━━━ PROVIDED MATERIAL ━━━

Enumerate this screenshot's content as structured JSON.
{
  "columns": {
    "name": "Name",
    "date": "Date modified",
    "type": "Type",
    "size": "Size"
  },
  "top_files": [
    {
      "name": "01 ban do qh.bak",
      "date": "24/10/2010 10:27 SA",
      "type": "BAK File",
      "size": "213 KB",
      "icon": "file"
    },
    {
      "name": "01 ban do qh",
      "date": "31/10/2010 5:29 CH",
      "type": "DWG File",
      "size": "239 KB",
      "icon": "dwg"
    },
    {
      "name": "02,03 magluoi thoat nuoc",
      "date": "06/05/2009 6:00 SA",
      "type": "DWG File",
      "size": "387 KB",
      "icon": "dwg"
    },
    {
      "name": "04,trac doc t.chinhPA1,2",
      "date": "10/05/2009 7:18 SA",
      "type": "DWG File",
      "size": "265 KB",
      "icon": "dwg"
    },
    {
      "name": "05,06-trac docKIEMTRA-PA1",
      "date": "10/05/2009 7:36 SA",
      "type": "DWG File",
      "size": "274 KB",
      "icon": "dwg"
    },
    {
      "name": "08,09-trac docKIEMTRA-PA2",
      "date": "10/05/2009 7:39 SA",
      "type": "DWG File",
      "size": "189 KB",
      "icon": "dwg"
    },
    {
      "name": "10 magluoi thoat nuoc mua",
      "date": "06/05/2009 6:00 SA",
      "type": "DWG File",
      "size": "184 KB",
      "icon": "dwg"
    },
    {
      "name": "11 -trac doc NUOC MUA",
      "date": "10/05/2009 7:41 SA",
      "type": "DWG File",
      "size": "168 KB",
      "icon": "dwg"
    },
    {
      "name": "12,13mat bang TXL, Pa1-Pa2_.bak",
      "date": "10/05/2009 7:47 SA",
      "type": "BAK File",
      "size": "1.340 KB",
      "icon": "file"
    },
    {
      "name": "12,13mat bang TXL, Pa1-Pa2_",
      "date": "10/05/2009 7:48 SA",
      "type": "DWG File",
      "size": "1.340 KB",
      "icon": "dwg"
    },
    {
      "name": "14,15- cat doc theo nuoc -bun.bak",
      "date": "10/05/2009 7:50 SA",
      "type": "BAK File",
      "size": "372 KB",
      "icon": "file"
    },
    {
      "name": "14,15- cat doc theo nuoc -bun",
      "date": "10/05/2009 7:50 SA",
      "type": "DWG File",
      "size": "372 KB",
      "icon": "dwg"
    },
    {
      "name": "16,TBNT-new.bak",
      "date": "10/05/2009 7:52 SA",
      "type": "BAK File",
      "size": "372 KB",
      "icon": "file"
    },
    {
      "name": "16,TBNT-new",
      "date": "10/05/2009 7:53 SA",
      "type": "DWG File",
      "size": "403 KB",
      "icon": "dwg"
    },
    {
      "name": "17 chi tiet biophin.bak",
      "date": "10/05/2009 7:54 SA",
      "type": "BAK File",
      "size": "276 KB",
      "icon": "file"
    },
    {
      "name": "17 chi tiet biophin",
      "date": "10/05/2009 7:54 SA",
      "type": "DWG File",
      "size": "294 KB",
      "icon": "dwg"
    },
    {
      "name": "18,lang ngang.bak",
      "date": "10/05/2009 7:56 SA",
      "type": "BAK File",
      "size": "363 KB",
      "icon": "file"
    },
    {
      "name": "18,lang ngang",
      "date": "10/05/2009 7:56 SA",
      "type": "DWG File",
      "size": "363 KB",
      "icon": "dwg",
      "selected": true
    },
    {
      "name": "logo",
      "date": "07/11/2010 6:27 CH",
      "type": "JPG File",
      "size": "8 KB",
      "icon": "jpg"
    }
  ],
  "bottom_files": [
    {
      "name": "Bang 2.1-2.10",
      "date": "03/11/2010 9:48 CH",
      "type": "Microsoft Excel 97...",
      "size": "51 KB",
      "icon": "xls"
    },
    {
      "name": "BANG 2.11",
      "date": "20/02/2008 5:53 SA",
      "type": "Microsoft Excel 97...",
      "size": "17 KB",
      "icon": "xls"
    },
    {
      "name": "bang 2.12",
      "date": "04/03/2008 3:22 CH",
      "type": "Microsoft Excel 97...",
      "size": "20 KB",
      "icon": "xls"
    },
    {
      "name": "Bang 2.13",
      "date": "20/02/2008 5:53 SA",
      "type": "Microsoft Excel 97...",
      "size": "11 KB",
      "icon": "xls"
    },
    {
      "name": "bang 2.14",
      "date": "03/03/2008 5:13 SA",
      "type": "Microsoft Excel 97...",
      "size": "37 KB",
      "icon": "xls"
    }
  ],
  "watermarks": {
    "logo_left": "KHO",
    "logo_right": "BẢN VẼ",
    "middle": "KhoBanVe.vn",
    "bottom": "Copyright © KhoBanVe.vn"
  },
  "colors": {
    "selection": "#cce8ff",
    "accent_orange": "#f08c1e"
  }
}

━━━

• [WHAT NEEDS TO BE DONE]
Each of the records should be retyped exactly.

• [WRITTEN ANSWER]
Enumerate this screenshot's content as structured JSON.
{
  "columns": {
    "name": "Name",
    "date": "Date modified",
    "type": "Type",
    "size": "Size"
  },
  "top_files": [
    {
      "name": "01 ban do qh.bak",
      "date": "24/10/2010 10:27 SA",
      "type": "BAK File",
      "size": "213 KB",
      "icon": "file"
    },
    {
      "name": "01 ban do qh",
      "date": "31/10/2010 5:29 CH",
      "type": "DWG File",
      "size": "239 KB",
      "icon": "dwg"
    },
    {
      "name": "02,03 magluoi thoat nuoc",
      "date": "06/05/2009 6:00 SA",
      "type": "DWG File",
      "size": "387 KB",
      "icon": "dwg"
    },
    {
      "name": "04,trac doc t.chinhPA1,2",
      "date": "10/05/2009 7:18 SA",
      "type": "DWG File",
      "size": "265 KB",
      "icon": "dwg"
    },
    {
      "name": "05,06-trac docKIEMTRA-PA1",
      "date": "10/05/2009 7:36 SA",
      "type": "DWG File",
      "size": "274 KB",
      "icon": "dwg"
    },
    {
      "name": "08,09-trac docKIEMTRA-PA2",
      "date": "10/05/2009 7:39 SA",
      "type": "DWG File",
      "size": "189 KB",
      "icon": "dwg"
    },
    {
      "name": "10 magluoi thoat nuoc mua",
      "date": "06/05/2009 6:00 SA",
      "type": "DWG File",
      "size": "184 KB",
      "icon": "dwg"
    },
    {
      "name": "11 -trac doc NUOC MUA",
      "date": "10/05/2009 7:41 SA",
      "type": "DWG File",
      "size": "168 KB",
      "icon": "dwg"
    },
    {
      "name": "12,13mat bang TXL, Pa1-Pa2_.bak",
      "date": "10/05/2009 7:47 SA",
      "type": "BAK File",
      "size": "1.340 KB",
      "icon": "file"
    },
    {
      "name": "12,13mat bang TXL, Pa1-Pa2_",
      "date": "10/05/2009 7:48 SA",
      "type": "DWG File",
      "size": "1.340 KB",
      "icon": "dwg"
    },
    {
      "name": "14,15- cat doc theo nuoc -bun.bak",
      "date": "10/05/2009 7:50 SA",
      "type": "BAK File",
      "size": "372 KB",
      "icon": "file"
    },
    {
      "name": "14,15- cat doc theo nuoc -bun",
      "date": "10/05/2009 7:50 SA",
      "type": "DWG File",
      "size": "372 KB",
      "icon": "dwg"
    },
    {
      "name": "16,TBNT-new.bak",
      "date": "10/05/2009 7:52 SA",
      "type": "BAK File",
      "size": "372 KB",
      "icon": "file"
    },
    {
      "name": "16,TBNT-new",
      "date": "10/05/2009 7:53 SA",
      "type": "DWG File",
      "size": "403 KB",
      "icon": "dwg"
    },
    {
      "name": "17 chi tiet biophin.bak",
      "date": "10/05/2009 7:54 SA",
      "type": "BAK File",
      "size": "276 KB",
      "icon": "file"
    },
    {
      "name": "17 chi tiet biophin",
      "date": "10/05/2009 7:54 SA",
      "type": "DWG File",
      "size": "294 KB",
      "icon": "dwg"
    },
    {
      "name": "18,lang ngang.bak",
      "date": "10/05/2009 7:56 SA",
      "type": "BAK File",
      "size": "363 KB",
      "icon": "file"
    },
    {
      "name": "18,lang ngang",
      "date": "10/05/2009 7:56 SA",
      "type": "DWG File",
      "size": "363 KB",
      "icon": "dwg",
      "selected": true
    },
    {
      "name": "logo",
      "date": "07/11/2010 6:27 CH",
      "type": "JPG File",
      "size": "8 KB",
      "icon": "jpg"
    }
  ],
  "bottom_files": [
    {
      "name": "Bang 2.1-2.10",
      "date": "03/11/2010 9:48 CH",
      "type": "Microsoft Excel 97...",
      "size": "51 KB",
      "icon": "xls"
    },
    {
      "name": "BANG 2.11",
      "date": "20/02/2008 5:53 SA",
      "type": "Microsoft Excel 97...",
      "size": "17 KB",
      "icon": "xls"
    },
    {
      "name": "bang 2.12",
      "date": "04/03/2008 3:22 CH",
      "type": "Microsoft Excel 97...",
      "size": "20 KB",
      "icon": "xls"
    },
    {
      "name": "Bang 2.13",
      "date": "20/02/2008 5:53 SA",
      "type": "Microsoft Excel 97...",
      "size": "11 KB",
      "icon": "xls"
    },
    {
      "name": "bang 2.14",
      "date": "03/03/2008 5:13 SA",
      "type": "Microsoft Excel 97...",
      "size": "37 KB",
      "icon": "xls"
    }
  ],
  "watermarks": {
    "logo_left": "KHO",
    "logo_right": "BẢN VẼ",
    "middle": "KhoBanVe.vn",
    "bottom": "Copyright © KhoBanVe.vn"
  },
  "colors": {
    "selection": "#cce8ff",
    "accent_orange": "#f08c1e"
  }
}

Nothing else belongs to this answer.